Task brief: Bring together all lines of the material below that contain the string "icon".

Entries shown:
--- start ---

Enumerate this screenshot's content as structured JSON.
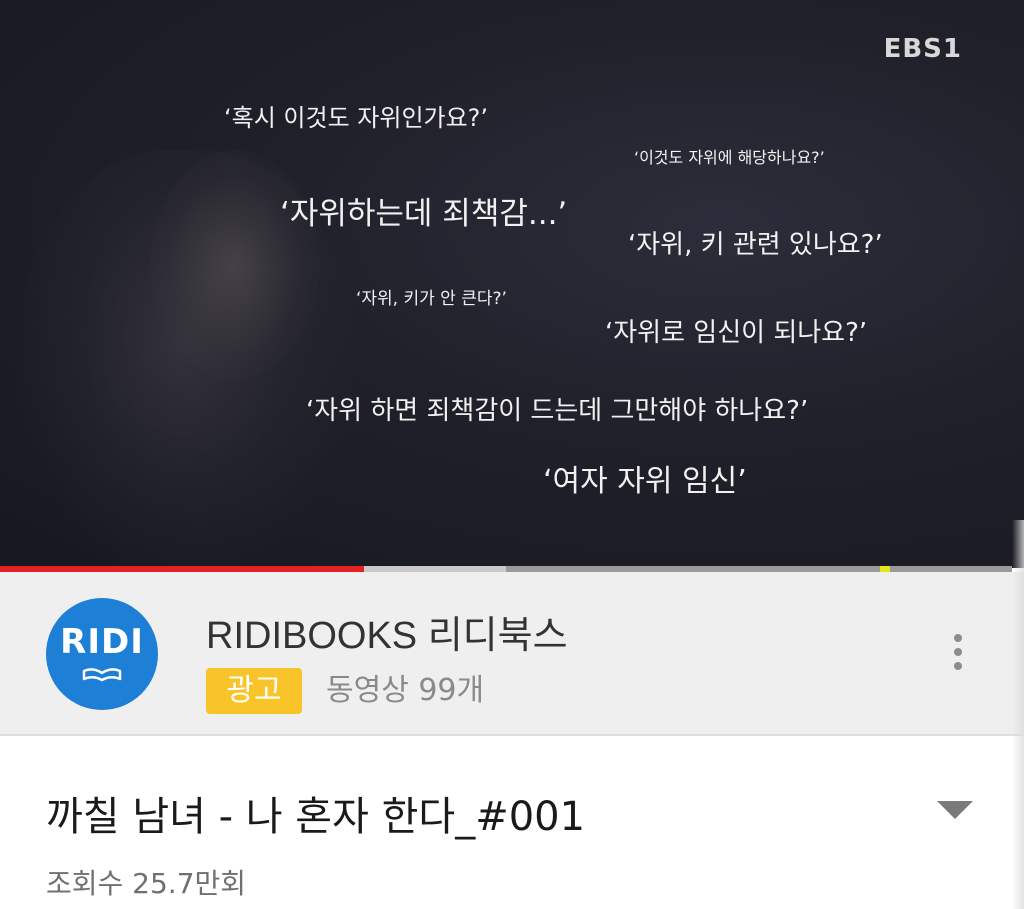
{
  "video": {
    "broadcaster_logo": "EBS1",
    "quotes": [
      "‘혹시 이것도 자위인가요?’",
      "‘이것도 자위에 해당하나요?’",
      "‘자위하는데 죄책감...’",
      "‘자위, 키 관련 있나요?’",
      "‘자위, 키가 안 큰다?’",
      "‘자위로 임신이 되나요?’",
      "‘자위 하면 죄책감이 드는데 그만해야 하나요?’",
      "‘여자 자위 임신’"
    ],
    "progress": {
      "played_fraction": 0.36,
      "buffered_fraction": 0.5,
      "played_color": "#e52020",
      "marker_color": "#e6e61a"
    }
  },
  "channel": {
    "logo_text": "RIDI",
    "logo_color": "#1e7fd6",
    "name": "RIDIBOOKS 리디북스",
    "ad_badge": "광고",
    "ad_badge_color": "#f9c42a",
    "video_count": "동영상 99개",
    "more_icon": "more-vert-icon"
  },
  "details": {
    "title": "까칠 남녀 - 나 혼자 한다_#001",
    "view_count": "조회수 25.7만회",
    "expand_icon": "chevron-down-icon"
  }
}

--- end ---

Output for this exercise:
    "more_icon": "more-vert-icon"
    "expand_icon": "chevron-down-icon"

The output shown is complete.